▸ **WORK TO COMPLETE**:
Write out each record again exactly as it stands.

▸ **DATA TO USE**:
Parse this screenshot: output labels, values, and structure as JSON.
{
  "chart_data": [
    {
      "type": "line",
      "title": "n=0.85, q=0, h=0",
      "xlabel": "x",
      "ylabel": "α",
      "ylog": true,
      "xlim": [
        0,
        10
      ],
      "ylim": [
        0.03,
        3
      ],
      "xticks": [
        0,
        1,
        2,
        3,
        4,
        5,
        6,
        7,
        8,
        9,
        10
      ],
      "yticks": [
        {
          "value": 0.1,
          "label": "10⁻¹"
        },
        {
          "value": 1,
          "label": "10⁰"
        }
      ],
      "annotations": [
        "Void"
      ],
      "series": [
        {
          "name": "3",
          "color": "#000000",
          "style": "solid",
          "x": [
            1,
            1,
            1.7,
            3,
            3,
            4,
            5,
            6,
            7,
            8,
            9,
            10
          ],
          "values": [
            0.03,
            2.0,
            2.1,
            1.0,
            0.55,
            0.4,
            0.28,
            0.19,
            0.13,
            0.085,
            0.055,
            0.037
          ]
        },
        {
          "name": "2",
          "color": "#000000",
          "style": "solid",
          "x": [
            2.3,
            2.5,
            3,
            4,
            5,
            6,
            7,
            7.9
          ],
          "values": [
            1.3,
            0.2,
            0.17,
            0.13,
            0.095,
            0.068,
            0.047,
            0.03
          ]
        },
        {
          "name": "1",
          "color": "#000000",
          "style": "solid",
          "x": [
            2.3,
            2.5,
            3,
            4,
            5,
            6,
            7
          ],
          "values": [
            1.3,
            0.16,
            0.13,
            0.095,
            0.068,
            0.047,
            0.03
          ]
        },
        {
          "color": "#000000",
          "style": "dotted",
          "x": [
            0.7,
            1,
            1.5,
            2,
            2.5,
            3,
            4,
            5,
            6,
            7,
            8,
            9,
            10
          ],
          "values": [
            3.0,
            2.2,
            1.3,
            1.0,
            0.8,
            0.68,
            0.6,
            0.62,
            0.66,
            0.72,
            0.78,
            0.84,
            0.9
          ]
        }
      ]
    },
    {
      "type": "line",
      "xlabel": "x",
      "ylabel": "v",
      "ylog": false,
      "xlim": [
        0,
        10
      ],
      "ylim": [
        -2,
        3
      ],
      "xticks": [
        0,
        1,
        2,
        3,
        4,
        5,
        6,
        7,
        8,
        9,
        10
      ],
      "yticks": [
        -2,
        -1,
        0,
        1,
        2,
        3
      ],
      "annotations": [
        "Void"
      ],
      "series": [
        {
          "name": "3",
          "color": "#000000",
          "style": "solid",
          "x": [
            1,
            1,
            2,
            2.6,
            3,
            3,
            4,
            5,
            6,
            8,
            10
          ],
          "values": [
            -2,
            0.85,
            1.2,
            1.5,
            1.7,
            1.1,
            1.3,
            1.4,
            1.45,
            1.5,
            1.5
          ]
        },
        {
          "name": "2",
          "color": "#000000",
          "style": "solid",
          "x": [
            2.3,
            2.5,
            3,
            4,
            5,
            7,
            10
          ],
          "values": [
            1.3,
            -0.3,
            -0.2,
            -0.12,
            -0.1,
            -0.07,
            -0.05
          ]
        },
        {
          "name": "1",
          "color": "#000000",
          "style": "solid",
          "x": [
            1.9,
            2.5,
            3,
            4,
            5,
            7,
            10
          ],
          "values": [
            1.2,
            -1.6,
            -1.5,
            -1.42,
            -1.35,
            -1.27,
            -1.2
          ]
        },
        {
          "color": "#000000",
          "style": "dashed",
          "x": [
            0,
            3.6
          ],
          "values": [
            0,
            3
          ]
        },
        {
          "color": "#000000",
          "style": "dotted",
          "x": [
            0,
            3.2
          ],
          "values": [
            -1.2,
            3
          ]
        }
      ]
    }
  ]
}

▸ **SOLUTION**:
Parse this screenshot: output labels, values, and structure as JSON.
{
  "chart_data": [
    {
      "type": "line",
      "title": "n=0.85, q=0, h=0",
      "xlabel": "x",
      "ylabel": "α",
      "ylog": true,
      "xlim": [
        0,
        10
      ],
      "ylim": [
        0.03,
        3
      ],
      "xticks": [
        0,
        1,
        2,
        3,
        4,
        5,
        6,
        7,
        8,
        9,
        10
      ],
      "yticks": [
        {
          "value": 0.1,
          "label": "10⁻¹"
        },
        {
          "value": 1,
          "label": "10⁰"
        }
      ],
      "annotations": [
        "Void"
      ],
      "series": [
        {
          "name": "3",
          "color": "#000000",
          "style": "solid",
          "x": [
            1,
            1,
            1.7,
            3,
            3,
            4,
            5,
            6,
            7,
            8,
            9,
            10
          ],
          "values": [
            0.03,
            2.0,
            2.1,
            1.0,
            0.55,
            0.4,
            0.28,
            0.19,
            0.13,
            0.085,
            0.055,
            0.037
          ]
        },
        {
          "name": "2",
          "color": "#000000",
          "style": "solid",
          "x": [
            2.3,
            2.5,
            3,
            4,
            5,
            6,
            7,
            7.9
          ],
          "values": [
            1.3,
            0.2,
            0.17,
            0.13,
            0.095,
            0.068,
            0.047,
            0.03
          ]
        },
        {
          "name": "1",
          "color": "#000000",
          "style": "solid",
          "x": [
            2.3,
            2.5,
            3,
            4,
            5,
            6,
            7
          ],
          "values": [
            1.3,
            0.16,
            0.13,
            0.095,
            0.068,
            0.047,
            0.03
          ]
        },
        {
          "color": "#000000",
          "style": "dotted",
          "x": [
            0.7,
            1,
            1.5,
            2,
            2.5,
            3,
            4,
            5,
            6,
            7,
            8,
            9,
            10
          ],
          "values": [
            3.0,
            2.2,
            1.3,
            1.0,
            0.8,
            0.68,
            0.6,
            0.62,
            0.66,
            0.72,
            0.78,
            0.84,
            0.9
          ]
        }
      ]
    },
    {
      "type": "line",
      "xlabel": "x",
      "ylabel": "v",
      "ylog": false,
      "xlim": [
        0,
        10
      ],
      "ylim": [
        -2,
        3
      ],
      "xticks": [
        0,
        1,
        2,
        3,
        4,
        5,
        6,
        7,
        8,
        9,
        10
      ],
      "yticks": [
        -2,
        -1,
        0,
        1,
        2,
        3
      ],
      "annotations": [
        "Void"
      ],
      "series": [
        {
          "name": "3",
          "color": "#000000",
          "style": "solid",
          "x": [
            1,
            1,
            2,
            2.6,
            3,
            3,
            4,
            5,
            6,
            8,
            10
          ],
          "values": [
            -2,
            0.85,
            1.2,
            1.5,
            1.7,
            1.1,
            1.3,
            1.4,
            1.45,
            1.5,
            1.5
          ]
        },
        {
          "name": "2",
          "color": "#000000",
          "style": "solid",
          "x": [
            2.3,
            2.5,
            3,
            4,
            5,
            7,
            10
          ],
          "values": [
            1.3,
            -0.3,
            -0.2,
            -0.12,
            -0.1,
            -0.07,
            -0.05
          ]
        },
        {
          "name": "1",
          "color": "#000000",
          "style": "solid",
          "x": [
            1.9,
            2.5,
            3,
            4,
            5,
            7,
            10
          ],
          "values": [
            1.2,
            -1.6,
            -1.5,
            -1.42,
            -1.35,
            -1.27,
            -1.2
          ]
        },
        {
          "color": "#000000",
          "style": "dashed",
          "x": [
            0,
            3.6
          ],
          "values": [
            0,
            3
          ]
        },
        {
          "color": "#000000",
          "style": "dotted",
          "x": [
            0,
            3.2
          ],
          "values": [
            -1.2,
            3
          ]
        }
      ]
    }
  ]
}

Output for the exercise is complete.